▶ **Your objective**
Which lines below hold the word "Theological"? Copy all of them.

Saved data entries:

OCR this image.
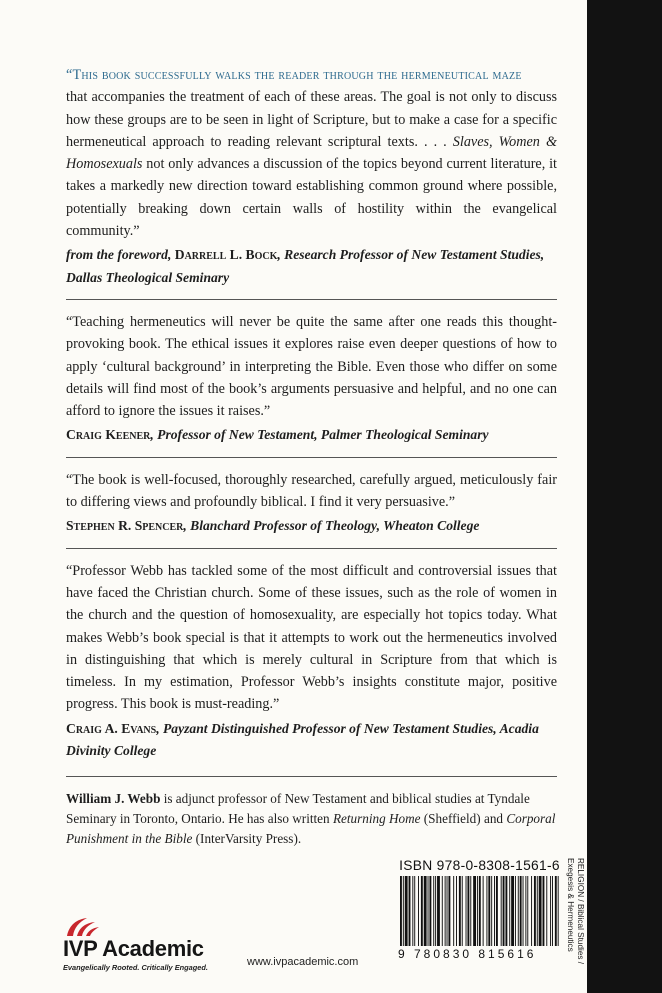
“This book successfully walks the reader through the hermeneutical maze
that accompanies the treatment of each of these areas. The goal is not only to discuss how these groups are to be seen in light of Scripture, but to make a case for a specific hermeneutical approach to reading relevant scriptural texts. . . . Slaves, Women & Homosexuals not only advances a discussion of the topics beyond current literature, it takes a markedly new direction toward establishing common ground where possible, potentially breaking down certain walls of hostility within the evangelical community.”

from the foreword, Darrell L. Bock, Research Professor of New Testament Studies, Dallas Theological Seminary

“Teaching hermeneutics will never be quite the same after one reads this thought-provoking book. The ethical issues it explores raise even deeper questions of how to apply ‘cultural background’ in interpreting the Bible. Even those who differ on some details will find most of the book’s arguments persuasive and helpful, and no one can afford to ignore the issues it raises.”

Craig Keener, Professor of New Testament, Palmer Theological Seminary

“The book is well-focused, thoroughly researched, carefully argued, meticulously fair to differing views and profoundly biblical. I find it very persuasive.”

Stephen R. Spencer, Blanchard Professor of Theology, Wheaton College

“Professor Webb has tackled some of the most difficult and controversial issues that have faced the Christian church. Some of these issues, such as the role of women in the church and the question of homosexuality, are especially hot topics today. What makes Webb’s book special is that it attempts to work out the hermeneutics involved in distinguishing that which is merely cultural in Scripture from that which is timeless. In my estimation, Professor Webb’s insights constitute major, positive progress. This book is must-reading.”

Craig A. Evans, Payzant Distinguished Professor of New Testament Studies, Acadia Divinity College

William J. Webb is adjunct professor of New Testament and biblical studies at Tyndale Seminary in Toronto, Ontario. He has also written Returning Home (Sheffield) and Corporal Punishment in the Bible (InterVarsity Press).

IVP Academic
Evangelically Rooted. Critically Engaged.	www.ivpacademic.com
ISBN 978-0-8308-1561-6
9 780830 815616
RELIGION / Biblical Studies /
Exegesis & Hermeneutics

...

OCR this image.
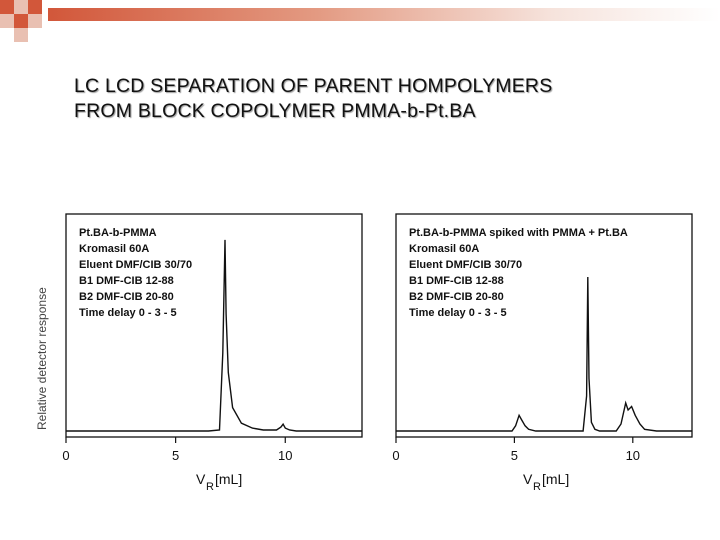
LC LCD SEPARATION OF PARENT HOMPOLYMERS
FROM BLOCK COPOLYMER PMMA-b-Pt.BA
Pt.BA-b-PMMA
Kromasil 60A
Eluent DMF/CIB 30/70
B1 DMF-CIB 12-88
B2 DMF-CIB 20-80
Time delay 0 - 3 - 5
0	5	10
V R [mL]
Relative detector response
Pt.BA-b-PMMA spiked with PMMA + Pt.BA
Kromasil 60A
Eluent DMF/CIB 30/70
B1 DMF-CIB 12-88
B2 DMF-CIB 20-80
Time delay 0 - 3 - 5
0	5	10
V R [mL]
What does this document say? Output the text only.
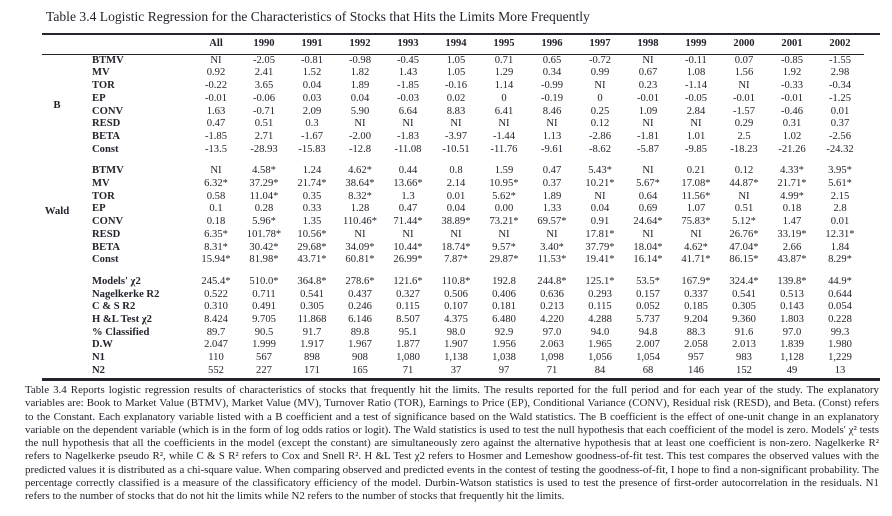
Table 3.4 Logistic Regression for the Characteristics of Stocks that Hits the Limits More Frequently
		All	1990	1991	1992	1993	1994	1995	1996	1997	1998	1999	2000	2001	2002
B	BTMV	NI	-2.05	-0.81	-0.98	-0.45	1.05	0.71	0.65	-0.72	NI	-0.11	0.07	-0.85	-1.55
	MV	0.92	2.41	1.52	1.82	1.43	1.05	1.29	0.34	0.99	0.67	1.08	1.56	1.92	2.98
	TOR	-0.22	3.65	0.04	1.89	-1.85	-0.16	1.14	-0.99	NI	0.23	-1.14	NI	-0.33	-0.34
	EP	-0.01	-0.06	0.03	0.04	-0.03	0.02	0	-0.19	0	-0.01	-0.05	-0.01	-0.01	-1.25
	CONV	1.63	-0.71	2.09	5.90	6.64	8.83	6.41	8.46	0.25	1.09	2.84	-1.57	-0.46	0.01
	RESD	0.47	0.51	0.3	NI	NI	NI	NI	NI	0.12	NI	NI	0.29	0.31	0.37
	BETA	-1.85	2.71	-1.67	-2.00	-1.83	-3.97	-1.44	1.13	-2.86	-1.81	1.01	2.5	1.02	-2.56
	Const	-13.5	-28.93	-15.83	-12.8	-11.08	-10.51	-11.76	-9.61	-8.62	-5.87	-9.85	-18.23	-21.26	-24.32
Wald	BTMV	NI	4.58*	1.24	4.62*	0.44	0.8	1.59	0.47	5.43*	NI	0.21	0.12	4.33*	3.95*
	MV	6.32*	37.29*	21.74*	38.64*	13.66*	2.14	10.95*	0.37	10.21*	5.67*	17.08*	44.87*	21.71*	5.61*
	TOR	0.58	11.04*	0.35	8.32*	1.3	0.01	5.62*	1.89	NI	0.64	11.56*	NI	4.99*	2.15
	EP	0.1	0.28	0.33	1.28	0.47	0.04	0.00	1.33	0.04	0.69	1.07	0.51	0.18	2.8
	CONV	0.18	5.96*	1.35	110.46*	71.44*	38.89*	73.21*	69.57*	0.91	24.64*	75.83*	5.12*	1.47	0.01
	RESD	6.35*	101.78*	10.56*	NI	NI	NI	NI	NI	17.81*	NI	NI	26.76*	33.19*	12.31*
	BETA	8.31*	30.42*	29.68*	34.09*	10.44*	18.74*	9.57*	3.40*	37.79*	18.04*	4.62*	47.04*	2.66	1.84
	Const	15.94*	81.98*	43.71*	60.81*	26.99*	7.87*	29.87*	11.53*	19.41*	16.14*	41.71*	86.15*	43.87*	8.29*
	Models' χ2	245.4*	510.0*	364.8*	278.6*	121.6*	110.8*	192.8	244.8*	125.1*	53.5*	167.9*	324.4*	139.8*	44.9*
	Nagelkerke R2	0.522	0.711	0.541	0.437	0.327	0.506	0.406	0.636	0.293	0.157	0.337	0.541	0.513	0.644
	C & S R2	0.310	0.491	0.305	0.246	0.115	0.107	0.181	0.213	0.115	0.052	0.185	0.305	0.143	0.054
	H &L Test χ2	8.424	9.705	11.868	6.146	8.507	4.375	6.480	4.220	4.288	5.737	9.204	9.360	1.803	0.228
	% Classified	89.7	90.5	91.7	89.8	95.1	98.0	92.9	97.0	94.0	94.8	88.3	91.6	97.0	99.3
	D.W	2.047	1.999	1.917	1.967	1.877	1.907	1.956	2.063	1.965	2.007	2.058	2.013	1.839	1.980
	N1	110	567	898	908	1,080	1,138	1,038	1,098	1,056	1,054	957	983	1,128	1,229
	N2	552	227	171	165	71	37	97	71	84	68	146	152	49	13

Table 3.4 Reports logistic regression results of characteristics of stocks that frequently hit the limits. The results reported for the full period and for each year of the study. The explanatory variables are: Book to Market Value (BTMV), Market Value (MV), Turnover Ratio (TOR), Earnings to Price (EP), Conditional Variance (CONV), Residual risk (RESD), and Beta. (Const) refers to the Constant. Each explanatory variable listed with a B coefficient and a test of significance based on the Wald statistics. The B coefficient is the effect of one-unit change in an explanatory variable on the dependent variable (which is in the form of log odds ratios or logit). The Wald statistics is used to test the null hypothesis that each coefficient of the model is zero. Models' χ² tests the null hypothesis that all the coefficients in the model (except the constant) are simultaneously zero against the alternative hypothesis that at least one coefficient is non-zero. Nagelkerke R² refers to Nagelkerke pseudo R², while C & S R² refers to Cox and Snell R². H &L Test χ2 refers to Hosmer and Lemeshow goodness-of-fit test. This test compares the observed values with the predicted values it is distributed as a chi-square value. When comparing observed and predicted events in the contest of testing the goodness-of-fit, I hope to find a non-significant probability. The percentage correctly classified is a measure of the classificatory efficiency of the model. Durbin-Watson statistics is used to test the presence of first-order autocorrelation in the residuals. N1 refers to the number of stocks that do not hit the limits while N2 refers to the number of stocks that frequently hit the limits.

▶ **Task answer**
from the foreword, Darrell L. Bock, Research Professor of New Testament Studies, Dallas Theological Seminary
Craig Keener, Professor of New Testament, Palmer Theological Seminary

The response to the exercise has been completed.